● EXERCISE DETAILS: Records follow. Select each line holding "zigzag".

● RECORDS FOR PROCESSING:
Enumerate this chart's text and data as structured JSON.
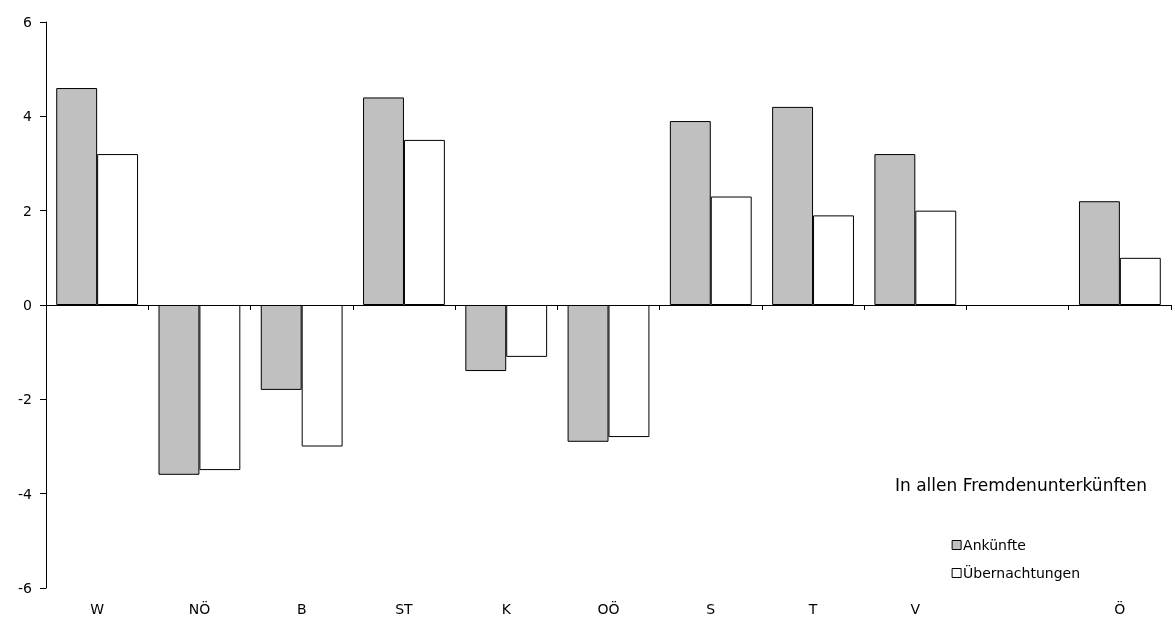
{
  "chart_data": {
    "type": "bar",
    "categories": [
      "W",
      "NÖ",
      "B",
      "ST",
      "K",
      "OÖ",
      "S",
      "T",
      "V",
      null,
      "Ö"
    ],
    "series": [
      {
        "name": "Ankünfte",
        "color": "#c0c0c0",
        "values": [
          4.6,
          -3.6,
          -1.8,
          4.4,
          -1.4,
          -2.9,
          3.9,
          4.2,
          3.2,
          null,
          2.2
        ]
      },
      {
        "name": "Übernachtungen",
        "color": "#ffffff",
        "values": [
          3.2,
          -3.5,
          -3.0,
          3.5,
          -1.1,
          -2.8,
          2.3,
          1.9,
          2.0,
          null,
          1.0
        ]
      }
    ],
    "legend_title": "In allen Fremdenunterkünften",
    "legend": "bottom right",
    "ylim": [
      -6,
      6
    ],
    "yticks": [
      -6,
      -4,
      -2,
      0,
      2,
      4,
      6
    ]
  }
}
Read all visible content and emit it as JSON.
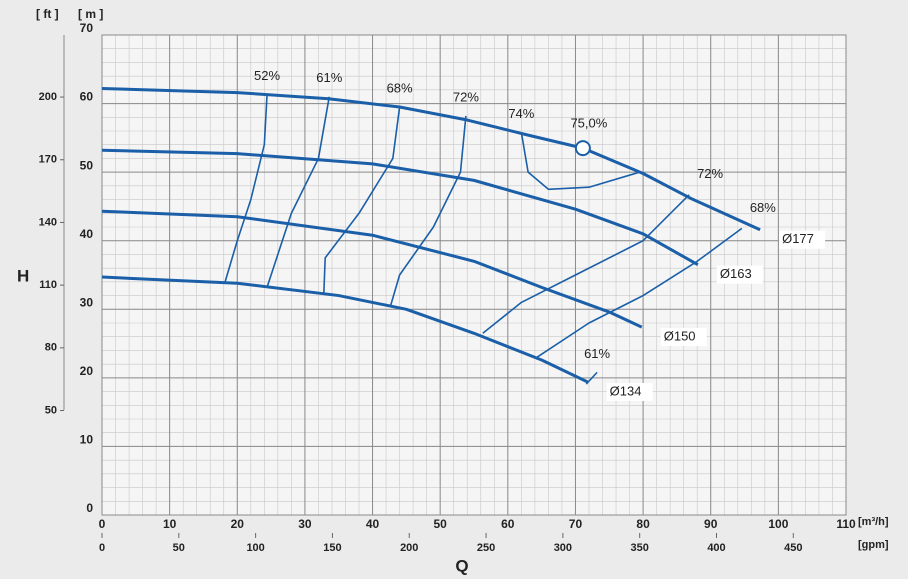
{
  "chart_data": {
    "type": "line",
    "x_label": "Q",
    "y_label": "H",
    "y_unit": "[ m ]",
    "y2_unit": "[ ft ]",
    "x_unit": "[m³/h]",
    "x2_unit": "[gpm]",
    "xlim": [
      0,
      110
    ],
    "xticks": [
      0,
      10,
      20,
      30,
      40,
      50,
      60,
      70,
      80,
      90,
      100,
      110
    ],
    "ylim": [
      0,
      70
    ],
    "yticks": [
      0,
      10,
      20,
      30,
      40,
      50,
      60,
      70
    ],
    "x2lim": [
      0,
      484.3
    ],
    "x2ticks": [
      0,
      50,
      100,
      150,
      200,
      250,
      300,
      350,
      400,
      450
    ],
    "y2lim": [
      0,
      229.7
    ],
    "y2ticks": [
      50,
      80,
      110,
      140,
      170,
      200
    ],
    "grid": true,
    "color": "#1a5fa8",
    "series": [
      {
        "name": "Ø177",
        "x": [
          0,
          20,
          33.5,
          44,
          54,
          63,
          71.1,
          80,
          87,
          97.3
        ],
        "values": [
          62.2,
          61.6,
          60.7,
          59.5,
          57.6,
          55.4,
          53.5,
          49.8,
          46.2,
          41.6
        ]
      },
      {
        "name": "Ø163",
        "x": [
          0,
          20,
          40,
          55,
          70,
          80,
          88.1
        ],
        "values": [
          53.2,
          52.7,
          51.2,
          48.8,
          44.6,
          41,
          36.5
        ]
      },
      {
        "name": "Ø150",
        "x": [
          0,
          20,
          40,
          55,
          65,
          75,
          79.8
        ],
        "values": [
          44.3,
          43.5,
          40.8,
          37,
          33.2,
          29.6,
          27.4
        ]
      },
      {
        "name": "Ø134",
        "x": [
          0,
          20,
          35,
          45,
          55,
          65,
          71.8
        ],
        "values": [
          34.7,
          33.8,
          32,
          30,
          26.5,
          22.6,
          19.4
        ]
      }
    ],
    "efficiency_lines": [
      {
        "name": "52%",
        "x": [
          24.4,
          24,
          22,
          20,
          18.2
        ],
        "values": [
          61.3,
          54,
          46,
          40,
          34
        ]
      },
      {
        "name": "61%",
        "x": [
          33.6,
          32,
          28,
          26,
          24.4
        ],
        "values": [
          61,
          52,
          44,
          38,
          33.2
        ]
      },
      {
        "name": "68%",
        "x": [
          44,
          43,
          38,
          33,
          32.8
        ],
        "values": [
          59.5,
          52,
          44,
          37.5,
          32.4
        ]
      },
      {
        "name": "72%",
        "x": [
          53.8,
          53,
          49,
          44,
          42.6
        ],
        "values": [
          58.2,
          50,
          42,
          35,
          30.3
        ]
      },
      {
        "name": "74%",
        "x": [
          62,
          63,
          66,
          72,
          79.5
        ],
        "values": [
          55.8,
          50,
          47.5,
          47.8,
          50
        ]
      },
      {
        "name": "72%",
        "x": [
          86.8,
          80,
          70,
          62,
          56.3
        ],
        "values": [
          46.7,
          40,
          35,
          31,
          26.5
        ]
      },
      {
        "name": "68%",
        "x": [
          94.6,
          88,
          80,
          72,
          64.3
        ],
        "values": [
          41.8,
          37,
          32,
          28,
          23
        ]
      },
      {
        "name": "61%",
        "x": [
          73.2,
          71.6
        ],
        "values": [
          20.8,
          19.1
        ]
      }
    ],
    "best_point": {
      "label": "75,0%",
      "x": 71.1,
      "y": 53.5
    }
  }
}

...

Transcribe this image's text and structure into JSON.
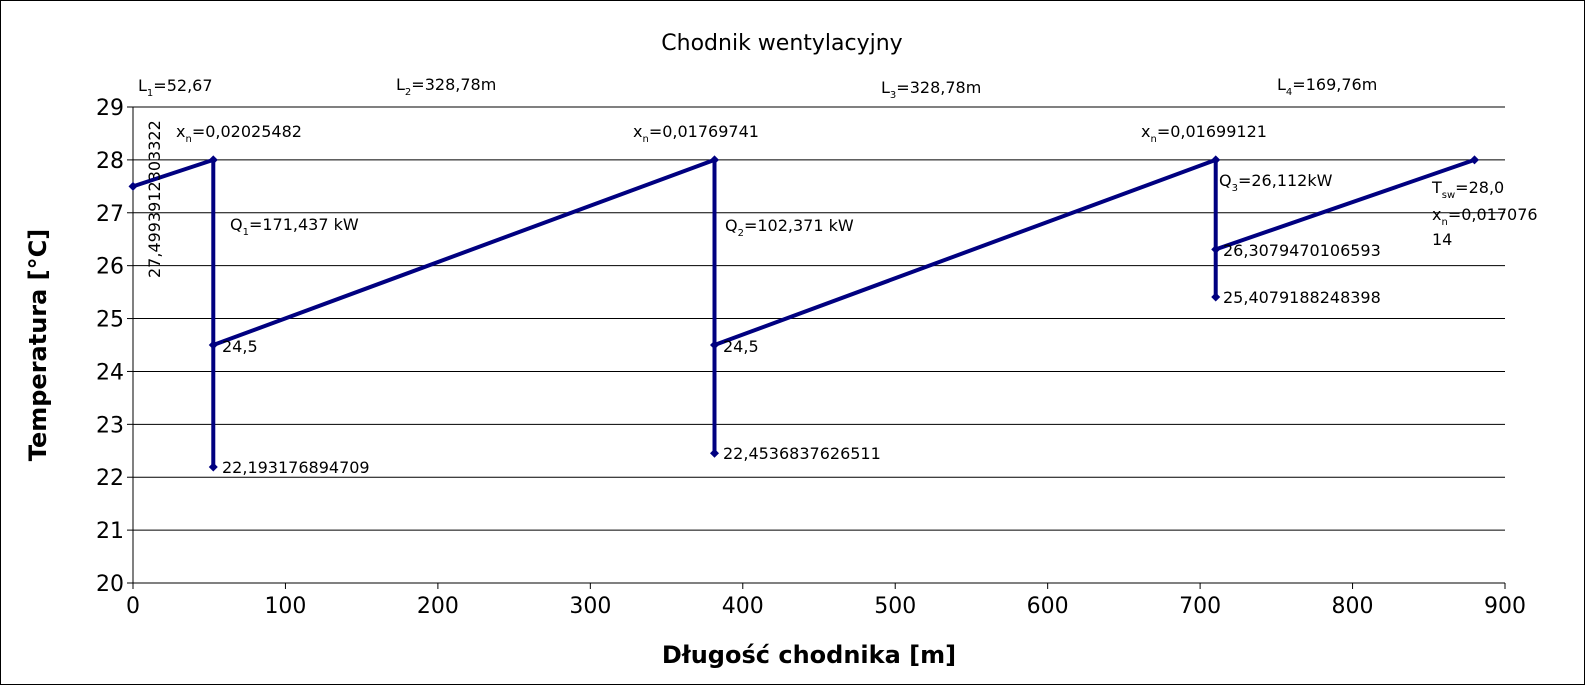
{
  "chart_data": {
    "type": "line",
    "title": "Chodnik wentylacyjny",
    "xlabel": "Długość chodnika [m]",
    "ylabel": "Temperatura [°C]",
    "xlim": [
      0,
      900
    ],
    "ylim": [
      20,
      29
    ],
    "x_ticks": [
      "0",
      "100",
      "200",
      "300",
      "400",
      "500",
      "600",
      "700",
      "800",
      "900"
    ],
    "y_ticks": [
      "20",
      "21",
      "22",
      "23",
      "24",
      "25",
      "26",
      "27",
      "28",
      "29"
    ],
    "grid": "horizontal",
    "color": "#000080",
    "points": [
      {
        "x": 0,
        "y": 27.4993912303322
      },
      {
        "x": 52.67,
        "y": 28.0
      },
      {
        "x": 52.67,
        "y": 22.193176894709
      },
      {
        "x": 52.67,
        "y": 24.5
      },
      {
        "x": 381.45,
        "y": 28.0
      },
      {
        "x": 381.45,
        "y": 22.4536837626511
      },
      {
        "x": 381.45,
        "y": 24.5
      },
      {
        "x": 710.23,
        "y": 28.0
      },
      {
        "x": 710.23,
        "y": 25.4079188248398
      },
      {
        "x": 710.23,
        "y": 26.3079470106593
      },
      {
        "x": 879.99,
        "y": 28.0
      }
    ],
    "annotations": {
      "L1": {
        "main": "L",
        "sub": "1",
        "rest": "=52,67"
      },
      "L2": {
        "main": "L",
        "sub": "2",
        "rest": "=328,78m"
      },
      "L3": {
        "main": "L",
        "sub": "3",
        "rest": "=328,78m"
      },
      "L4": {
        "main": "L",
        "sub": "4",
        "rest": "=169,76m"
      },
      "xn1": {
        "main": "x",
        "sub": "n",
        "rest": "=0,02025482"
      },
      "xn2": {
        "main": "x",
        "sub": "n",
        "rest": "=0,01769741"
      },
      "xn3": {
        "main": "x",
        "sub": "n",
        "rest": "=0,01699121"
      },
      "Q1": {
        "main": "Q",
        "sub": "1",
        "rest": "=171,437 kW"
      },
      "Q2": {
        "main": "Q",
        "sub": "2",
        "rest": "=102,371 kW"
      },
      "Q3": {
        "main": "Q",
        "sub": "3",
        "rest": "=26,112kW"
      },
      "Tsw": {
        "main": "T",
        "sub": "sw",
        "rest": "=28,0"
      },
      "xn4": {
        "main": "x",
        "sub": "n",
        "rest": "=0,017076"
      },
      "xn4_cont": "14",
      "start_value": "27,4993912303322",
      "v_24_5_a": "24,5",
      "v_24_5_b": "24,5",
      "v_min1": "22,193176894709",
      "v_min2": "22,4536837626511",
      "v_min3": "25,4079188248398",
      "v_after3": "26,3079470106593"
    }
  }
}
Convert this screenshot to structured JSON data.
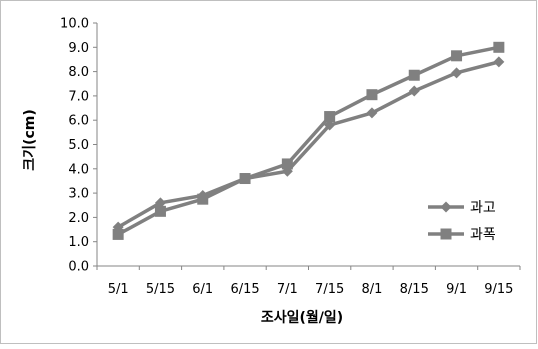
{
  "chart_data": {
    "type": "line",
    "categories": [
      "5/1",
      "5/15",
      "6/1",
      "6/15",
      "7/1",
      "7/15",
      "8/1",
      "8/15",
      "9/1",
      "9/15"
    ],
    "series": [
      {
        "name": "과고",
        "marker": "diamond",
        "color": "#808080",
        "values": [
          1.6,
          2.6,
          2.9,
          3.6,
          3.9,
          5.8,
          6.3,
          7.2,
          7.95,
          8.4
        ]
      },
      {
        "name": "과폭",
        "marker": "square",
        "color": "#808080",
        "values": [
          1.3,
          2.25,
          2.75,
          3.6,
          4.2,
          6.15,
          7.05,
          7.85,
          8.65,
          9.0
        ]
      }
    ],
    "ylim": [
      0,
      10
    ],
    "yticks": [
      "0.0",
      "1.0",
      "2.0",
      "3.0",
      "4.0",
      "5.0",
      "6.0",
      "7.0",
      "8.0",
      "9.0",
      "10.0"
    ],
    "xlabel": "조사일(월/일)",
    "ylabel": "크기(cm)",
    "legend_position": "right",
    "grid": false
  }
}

---

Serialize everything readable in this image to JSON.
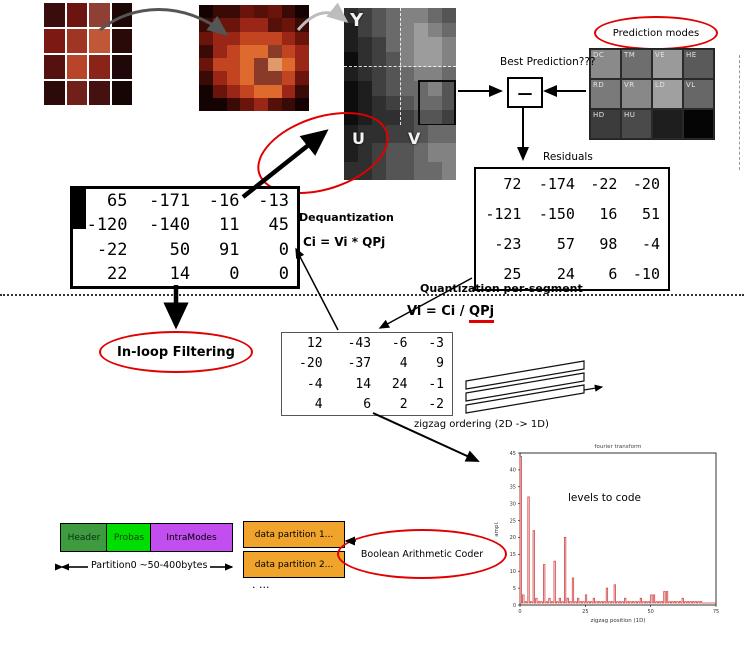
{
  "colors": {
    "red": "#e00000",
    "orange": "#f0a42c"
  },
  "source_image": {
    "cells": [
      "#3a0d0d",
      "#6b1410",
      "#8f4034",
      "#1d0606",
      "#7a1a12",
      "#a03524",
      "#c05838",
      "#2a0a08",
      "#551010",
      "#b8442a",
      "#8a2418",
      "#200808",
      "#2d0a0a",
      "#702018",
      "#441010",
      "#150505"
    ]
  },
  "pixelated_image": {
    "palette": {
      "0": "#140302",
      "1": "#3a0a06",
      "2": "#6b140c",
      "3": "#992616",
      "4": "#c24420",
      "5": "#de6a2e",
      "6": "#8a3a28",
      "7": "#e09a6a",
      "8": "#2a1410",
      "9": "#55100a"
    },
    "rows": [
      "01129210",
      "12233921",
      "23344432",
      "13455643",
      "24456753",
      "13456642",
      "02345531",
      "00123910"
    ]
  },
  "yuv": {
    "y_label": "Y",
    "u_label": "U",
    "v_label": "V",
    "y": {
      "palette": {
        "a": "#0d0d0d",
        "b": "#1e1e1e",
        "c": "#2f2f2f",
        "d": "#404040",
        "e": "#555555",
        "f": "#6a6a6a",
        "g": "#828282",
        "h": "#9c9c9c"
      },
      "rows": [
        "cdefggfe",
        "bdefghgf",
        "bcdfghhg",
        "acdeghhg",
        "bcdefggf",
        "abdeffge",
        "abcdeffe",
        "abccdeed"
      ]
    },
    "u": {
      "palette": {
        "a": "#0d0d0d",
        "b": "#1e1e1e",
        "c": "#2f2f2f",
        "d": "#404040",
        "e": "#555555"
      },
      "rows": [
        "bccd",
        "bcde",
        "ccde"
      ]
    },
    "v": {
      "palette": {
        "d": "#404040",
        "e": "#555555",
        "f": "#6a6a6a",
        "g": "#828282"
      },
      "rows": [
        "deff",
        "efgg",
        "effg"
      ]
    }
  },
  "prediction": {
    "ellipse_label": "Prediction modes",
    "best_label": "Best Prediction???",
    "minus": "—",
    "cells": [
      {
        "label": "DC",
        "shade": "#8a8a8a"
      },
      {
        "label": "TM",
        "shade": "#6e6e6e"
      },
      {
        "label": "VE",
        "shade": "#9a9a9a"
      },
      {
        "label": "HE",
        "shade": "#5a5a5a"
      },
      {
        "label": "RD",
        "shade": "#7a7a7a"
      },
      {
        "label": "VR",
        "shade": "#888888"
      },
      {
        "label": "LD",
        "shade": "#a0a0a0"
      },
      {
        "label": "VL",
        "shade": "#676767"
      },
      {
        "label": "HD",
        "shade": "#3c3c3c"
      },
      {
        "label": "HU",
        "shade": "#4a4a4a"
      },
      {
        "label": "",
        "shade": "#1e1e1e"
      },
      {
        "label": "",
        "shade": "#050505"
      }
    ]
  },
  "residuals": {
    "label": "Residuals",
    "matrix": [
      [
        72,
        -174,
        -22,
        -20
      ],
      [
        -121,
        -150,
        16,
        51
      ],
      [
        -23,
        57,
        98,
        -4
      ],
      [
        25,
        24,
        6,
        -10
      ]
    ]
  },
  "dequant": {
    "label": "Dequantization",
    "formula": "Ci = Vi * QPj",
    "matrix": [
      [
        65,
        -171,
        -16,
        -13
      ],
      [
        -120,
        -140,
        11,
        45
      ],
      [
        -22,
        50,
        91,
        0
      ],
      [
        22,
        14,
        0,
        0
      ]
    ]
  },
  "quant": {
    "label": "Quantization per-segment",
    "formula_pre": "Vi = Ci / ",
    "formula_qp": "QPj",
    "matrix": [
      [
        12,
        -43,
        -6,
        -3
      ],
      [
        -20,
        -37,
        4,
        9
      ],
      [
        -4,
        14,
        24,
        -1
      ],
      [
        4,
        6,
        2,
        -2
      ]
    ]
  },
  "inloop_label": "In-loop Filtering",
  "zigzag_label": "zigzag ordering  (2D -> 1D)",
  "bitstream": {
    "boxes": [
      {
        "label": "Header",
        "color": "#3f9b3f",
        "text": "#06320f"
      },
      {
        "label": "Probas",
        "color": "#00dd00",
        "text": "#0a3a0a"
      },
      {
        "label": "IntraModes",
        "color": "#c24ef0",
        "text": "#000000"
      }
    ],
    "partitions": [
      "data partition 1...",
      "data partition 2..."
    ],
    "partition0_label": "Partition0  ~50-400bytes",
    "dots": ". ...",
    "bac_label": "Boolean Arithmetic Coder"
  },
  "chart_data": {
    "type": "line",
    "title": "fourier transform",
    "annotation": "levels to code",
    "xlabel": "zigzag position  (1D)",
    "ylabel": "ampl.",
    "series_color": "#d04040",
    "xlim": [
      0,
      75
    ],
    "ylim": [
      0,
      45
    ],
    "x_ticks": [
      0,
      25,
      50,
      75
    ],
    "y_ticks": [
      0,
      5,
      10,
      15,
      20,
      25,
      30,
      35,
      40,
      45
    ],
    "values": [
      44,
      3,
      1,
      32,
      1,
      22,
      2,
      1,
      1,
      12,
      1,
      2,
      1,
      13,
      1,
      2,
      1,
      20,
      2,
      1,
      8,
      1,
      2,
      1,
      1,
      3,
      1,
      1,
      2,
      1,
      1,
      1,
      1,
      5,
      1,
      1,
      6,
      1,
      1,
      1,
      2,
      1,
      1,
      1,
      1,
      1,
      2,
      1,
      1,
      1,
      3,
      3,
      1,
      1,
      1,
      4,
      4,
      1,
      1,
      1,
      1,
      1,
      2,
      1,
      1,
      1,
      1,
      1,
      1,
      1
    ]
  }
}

● FINAL ANSWER:
  "zigzag_label": "zigzag ordering  (2D -> 1D)",
    "xlabel": "zigzag position  (1D)",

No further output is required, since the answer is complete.